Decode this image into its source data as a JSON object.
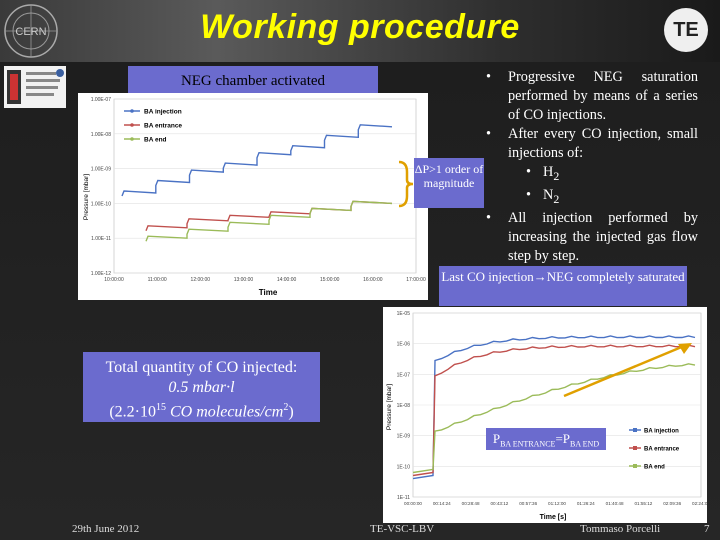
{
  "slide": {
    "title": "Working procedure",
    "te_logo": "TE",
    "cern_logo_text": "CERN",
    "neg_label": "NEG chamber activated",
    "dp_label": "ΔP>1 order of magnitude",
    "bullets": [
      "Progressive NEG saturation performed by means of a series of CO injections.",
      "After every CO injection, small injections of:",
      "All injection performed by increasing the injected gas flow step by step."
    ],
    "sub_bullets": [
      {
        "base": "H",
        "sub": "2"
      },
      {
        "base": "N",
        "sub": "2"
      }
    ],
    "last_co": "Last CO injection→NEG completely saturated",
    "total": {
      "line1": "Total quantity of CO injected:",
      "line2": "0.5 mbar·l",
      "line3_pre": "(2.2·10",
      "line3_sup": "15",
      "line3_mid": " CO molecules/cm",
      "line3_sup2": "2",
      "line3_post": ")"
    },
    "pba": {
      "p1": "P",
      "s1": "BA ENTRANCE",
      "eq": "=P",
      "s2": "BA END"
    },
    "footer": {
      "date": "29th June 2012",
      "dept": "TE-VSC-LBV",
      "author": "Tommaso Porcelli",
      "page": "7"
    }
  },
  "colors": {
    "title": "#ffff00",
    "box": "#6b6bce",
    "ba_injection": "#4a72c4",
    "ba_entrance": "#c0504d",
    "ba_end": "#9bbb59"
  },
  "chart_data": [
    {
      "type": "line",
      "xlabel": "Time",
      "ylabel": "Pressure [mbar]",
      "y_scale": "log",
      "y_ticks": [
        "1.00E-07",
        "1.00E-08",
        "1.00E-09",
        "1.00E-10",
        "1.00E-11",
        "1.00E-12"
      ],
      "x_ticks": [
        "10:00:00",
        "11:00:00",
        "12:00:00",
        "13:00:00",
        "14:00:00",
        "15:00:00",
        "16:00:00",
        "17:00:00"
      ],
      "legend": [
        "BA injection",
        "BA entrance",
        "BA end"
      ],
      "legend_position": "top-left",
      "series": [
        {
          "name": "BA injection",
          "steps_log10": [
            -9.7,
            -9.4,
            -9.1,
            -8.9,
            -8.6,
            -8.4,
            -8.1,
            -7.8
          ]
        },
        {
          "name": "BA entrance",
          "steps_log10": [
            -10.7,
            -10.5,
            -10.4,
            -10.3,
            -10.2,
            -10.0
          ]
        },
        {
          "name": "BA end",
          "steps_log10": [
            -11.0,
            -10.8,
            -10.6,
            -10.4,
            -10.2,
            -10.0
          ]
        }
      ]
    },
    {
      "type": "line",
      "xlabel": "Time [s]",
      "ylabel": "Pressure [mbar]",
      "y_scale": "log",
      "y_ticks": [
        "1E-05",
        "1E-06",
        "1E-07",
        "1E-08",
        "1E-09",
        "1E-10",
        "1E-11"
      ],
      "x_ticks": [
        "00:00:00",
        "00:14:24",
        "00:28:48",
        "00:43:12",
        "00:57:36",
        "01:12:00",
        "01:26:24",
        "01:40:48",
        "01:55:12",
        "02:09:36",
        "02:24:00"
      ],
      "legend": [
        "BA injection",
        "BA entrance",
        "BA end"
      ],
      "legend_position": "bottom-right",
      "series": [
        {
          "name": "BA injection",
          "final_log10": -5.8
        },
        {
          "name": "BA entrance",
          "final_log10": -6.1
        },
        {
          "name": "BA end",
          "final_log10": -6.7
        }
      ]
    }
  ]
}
________________________________________
TASK TO COMPLETE: Give an exact reproduction of every line, leaving out any picture.

RESULT FOR THIS EXERCISE:
Decode this image into its source data as a JSON object.
{
  "slide": {
    "title": "Working procedure",
    "te_logo": "TE",
    "cern_logo_text": "CERN",
    "neg_label": "NEG chamber activated",
    "dp_label": "ΔP>1 order of magnitude",
    "bullets": [
      "Progressive NEG saturation performed by means of a series of CO injections.",
      "After every CO injection, small injections of:",
      "All injection performed by increasing the injected gas flow step by step."
    ],
    "sub_bullets": [
      {
        "base": "H",
        "sub": "2"
      },
      {
        "base": "N",
        "sub": "2"
      }
    ],
    "last_co": "Last CO injection→NEG completely saturated",
    "total": {
      "line1": "Total quantity of CO injected:",
      "line2": "0.5 mbar·l",
      "line3_pre": "(2.2·10",
      "line3_sup": "15",
      "line3_mid": " CO molecules/cm",
      "line3_sup2": "2",
      "line3_post": ")"
    },
    "pba": {
      "p1": "P",
      "s1": "BA ENTRANCE",
      "eq": "=P",
      "s2": "BA END"
    },
    "footer": {
      "date": "29th June 2012",
      "dept": "TE-VSC-LBV",
      "author": "Tommaso Porcelli",
      "page": "7"
    }
  },
  "colors": {
    "title": "#ffff00",
    "box": "#6b6bce",
    "ba_injection": "#4a72c4",
    "ba_entrance": "#c0504d",
    "ba_end": "#9bbb59"
  },
  "chart_data": [
    {
      "type": "line",
      "xlabel": "Time",
      "ylabel": "Pressure [mbar]",
      "y_scale": "log",
      "y_ticks": [
        "1.00E-07",
        "1.00E-08",
        "1.00E-09",
        "1.00E-10",
        "1.00E-11",
        "1.00E-12"
      ],
      "x_ticks": [
        "10:00:00",
        "11:00:00",
        "12:00:00",
        "13:00:00",
        "14:00:00",
        "15:00:00",
        "16:00:00",
        "17:00:00"
      ],
      "legend": [
        "BA injection",
        "BA entrance",
        "BA end"
      ],
      "legend_position": "top-left",
      "series": [
        {
          "name": "BA injection",
          "steps_log10": [
            -9.7,
            -9.4,
            -9.1,
            -8.9,
            -8.6,
            -8.4,
            -8.1,
            -7.8
          ]
        },
        {
          "name": "BA entrance",
          "steps_log10": [
            -10.7,
            -10.5,
            -10.4,
            -10.3,
            -10.2,
            -10.0
          ]
        },
        {
          "name": "BA end",
          "steps_log10": [
            -11.0,
            -10.8,
            -10.6,
            -10.4,
            -10.2,
            -10.0
          ]
        }
      ]
    },
    {
      "type": "line",
      "xlabel": "Time [s]",
      "ylabel": "Pressure [mbar]",
      "y_scale": "log",
      "y_ticks": [
        "1E-05",
        "1E-06",
        "1E-07",
        "1E-08",
        "1E-09",
        "1E-10",
        "1E-11"
      ],
      "x_ticks": [
        "00:00:00",
        "00:14:24",
        "00:28:48",
        "00:43:12",
        "00:57:36",
        "01:12:00",
        "01:26:24",
        "01:40:48",
        "01:55:12",
        "02:09:36",
        "02:24:00"
      ],
      "legend": [
        "BA injection",
        "BA entrance",
        "BA end"
      ],
      "legend_position": "bottom-right",
      "series": [
        {
          "name": "BA injection",
          "final_log10": -5.8
        },
        {
          "name": "BA entrance",
          "final_log10": -6.1
        },
        {
          "name": "BA end",
          "final_log10": -6.7
        }
      ]
    }
  ]
}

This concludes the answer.